▶ [Given exercise]: Give the number of lines below that contain "perp", with no other output.
------ Supplied data
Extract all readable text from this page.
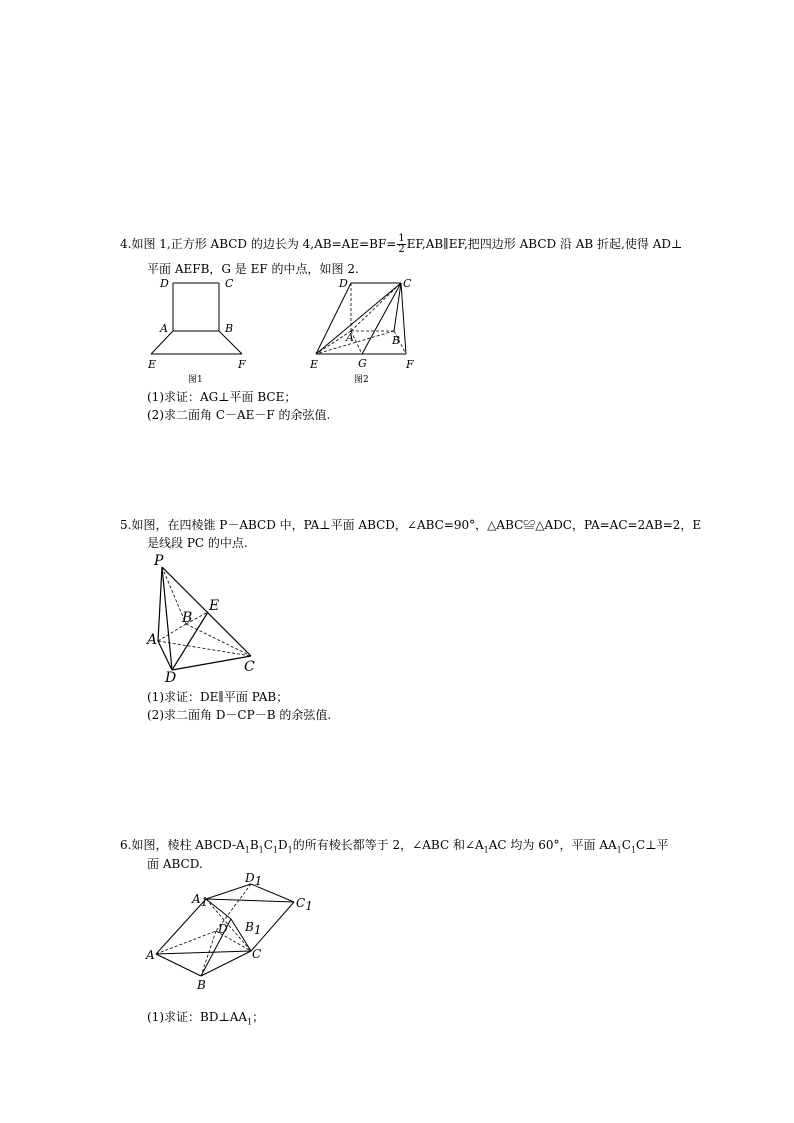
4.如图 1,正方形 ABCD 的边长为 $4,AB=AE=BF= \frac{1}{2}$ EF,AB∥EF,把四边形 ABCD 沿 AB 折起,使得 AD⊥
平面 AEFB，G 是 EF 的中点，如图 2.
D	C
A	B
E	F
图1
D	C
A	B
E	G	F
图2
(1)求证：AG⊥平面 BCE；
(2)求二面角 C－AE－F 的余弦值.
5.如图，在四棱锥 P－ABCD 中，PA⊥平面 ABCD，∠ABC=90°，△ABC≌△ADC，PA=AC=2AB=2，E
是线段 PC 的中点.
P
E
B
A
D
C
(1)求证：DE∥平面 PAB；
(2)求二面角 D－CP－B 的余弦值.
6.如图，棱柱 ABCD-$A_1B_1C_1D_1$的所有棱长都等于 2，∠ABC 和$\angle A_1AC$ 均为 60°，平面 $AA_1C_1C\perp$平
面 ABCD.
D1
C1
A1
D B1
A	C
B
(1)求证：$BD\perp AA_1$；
------------
▶ [Answer]: 2